> _EXERCISE GOAL_:
Only the number is wanted: how many lines in the data contain "frac"?

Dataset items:
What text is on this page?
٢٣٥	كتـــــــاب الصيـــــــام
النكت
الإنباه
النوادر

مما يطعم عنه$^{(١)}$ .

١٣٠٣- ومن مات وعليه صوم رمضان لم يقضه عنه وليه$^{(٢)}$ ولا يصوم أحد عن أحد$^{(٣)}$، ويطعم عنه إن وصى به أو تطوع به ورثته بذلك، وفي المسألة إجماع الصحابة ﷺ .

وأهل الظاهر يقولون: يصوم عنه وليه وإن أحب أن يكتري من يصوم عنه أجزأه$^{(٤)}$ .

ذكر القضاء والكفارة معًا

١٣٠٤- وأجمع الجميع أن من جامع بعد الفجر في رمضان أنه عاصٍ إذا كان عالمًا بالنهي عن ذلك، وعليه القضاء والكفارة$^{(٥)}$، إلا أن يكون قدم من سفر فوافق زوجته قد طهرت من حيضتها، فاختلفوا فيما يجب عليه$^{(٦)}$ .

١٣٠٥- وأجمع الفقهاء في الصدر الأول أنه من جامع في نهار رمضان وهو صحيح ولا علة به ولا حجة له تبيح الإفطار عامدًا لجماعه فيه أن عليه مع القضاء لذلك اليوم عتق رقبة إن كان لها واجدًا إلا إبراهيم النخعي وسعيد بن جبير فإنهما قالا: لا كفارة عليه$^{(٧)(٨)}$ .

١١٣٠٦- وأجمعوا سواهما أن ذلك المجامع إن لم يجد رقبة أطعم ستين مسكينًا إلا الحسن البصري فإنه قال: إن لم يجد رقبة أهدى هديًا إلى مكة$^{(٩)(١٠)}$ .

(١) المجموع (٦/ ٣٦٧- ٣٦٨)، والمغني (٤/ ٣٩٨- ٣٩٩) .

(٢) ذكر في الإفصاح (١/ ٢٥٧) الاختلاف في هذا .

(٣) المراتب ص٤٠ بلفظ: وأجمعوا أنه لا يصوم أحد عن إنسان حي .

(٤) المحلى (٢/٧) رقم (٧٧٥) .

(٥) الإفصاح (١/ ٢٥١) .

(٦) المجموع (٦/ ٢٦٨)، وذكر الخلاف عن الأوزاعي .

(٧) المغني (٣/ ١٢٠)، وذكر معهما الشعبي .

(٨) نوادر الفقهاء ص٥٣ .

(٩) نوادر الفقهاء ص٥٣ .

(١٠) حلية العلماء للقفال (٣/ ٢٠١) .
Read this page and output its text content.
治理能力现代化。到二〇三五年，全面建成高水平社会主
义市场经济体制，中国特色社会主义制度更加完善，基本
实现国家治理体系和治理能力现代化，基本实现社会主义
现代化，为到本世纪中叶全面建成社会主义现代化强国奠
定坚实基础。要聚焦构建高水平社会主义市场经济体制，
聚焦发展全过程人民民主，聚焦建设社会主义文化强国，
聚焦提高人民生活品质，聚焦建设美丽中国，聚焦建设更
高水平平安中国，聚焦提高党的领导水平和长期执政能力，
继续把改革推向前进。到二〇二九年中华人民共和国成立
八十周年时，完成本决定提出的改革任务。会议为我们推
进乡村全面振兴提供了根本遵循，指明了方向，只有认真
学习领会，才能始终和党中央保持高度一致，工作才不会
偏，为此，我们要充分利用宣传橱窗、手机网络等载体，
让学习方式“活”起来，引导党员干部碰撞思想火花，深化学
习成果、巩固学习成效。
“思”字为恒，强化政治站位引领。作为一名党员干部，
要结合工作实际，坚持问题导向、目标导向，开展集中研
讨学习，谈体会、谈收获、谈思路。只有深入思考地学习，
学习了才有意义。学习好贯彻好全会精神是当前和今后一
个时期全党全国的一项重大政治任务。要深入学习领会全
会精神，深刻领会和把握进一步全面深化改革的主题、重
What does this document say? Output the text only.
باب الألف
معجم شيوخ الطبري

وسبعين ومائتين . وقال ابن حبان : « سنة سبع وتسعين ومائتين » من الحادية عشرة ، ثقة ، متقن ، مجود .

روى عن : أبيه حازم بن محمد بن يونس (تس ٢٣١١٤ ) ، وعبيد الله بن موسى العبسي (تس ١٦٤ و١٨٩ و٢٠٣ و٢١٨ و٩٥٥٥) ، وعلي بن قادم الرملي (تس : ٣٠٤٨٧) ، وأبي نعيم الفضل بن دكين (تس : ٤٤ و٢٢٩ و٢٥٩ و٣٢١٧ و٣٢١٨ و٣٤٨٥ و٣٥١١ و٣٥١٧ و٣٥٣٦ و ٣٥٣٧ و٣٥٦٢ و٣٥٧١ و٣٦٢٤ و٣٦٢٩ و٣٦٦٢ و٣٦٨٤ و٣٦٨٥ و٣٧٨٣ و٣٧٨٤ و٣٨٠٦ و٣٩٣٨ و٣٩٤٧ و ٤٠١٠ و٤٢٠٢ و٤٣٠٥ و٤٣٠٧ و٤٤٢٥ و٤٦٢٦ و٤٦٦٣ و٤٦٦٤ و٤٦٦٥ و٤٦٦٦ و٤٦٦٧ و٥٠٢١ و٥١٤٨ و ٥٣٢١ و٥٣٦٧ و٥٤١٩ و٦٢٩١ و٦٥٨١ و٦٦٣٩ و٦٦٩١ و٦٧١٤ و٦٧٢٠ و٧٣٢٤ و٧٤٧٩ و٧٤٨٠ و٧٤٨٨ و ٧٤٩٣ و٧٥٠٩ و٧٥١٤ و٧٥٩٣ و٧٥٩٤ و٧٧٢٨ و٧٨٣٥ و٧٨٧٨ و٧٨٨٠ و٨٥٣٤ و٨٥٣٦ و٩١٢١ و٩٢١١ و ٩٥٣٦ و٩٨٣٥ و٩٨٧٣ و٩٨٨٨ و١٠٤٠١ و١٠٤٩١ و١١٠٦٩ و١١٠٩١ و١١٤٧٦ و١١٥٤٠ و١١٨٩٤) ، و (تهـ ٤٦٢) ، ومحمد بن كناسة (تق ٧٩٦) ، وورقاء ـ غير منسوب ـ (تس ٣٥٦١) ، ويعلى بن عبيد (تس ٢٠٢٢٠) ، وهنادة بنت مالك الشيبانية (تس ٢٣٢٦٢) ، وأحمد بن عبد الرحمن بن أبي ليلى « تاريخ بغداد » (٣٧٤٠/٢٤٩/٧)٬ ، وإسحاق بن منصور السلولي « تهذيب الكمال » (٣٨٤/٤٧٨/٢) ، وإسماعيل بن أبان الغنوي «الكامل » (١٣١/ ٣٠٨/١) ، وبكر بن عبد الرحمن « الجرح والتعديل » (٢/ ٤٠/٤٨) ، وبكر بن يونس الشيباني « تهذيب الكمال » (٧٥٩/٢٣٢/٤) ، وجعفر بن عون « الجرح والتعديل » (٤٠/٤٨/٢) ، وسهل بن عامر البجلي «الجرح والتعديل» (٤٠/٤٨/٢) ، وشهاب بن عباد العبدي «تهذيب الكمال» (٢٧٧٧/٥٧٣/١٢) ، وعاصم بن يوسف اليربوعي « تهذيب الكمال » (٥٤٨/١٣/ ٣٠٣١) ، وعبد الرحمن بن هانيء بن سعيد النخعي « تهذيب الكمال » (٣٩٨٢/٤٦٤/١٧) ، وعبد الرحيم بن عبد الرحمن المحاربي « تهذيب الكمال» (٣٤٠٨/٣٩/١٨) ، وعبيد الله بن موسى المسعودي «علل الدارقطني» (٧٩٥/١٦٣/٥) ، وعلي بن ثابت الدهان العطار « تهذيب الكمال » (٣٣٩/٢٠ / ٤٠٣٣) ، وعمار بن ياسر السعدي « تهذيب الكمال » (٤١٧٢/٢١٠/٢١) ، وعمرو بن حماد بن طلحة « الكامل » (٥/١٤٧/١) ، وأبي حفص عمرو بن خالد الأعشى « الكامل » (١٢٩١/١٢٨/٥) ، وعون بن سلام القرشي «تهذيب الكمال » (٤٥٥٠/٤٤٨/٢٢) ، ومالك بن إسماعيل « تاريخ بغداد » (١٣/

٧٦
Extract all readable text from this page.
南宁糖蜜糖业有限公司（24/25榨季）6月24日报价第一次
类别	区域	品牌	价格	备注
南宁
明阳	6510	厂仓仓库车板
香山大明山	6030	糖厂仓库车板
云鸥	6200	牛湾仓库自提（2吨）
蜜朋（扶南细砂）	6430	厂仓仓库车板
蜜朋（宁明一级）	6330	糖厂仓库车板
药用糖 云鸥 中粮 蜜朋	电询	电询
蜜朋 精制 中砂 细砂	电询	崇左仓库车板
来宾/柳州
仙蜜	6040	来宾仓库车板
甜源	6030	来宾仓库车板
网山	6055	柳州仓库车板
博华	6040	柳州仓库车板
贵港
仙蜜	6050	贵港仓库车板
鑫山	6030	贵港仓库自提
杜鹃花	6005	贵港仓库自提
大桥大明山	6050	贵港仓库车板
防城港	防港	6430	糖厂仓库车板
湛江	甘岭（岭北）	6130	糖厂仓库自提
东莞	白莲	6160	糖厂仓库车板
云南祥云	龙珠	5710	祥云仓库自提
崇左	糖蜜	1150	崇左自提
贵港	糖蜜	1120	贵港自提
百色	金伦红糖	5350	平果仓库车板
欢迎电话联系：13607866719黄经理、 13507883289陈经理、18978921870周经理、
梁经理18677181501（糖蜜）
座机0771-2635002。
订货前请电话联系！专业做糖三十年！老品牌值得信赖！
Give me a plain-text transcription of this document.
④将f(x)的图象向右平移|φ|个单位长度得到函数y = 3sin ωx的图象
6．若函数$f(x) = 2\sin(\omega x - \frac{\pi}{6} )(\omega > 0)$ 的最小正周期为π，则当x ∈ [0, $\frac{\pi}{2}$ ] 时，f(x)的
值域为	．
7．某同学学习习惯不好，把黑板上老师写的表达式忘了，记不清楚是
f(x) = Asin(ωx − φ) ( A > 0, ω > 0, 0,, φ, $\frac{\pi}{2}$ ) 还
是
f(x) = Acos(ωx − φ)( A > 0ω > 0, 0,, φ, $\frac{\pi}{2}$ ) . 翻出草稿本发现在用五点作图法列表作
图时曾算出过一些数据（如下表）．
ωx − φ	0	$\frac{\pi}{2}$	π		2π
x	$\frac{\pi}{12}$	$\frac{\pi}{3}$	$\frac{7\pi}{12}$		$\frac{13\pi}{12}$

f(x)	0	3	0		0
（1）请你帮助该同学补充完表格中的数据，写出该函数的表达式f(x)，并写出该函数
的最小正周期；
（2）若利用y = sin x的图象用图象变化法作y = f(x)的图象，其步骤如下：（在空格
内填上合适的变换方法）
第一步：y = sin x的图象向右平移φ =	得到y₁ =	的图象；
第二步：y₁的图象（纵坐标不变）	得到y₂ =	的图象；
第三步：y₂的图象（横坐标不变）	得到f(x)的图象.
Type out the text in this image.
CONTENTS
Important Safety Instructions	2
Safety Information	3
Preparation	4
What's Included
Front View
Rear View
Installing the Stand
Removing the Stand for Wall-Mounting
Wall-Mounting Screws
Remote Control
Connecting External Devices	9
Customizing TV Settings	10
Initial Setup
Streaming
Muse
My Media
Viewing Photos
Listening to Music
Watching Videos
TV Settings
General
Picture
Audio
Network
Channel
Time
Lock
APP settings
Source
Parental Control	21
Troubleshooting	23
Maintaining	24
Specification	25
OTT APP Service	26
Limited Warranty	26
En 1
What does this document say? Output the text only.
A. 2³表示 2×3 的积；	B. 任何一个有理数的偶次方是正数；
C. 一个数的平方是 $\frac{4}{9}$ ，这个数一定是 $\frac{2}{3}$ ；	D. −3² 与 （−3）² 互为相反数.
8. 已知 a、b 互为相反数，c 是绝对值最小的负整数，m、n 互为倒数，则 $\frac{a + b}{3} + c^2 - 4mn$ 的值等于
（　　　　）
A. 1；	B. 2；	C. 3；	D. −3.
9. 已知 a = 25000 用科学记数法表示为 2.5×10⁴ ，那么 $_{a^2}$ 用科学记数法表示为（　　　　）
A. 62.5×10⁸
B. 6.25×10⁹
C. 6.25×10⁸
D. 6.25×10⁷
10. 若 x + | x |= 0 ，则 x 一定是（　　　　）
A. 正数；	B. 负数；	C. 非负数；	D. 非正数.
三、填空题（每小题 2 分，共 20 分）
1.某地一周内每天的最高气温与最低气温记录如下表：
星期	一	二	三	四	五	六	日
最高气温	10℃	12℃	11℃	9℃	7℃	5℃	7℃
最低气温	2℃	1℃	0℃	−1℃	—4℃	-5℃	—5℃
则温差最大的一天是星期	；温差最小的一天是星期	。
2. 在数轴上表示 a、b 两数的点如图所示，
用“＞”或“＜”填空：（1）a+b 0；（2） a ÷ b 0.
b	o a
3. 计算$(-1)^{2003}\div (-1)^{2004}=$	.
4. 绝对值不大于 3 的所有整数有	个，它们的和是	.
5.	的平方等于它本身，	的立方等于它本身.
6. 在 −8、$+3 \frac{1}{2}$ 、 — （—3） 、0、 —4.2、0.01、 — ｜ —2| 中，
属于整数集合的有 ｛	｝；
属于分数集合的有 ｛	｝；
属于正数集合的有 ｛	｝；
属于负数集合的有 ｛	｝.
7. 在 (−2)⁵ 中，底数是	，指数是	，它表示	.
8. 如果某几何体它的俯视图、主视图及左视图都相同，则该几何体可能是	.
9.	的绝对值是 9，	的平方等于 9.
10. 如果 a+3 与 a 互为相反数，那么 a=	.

> _WORKED ANSWER_:
8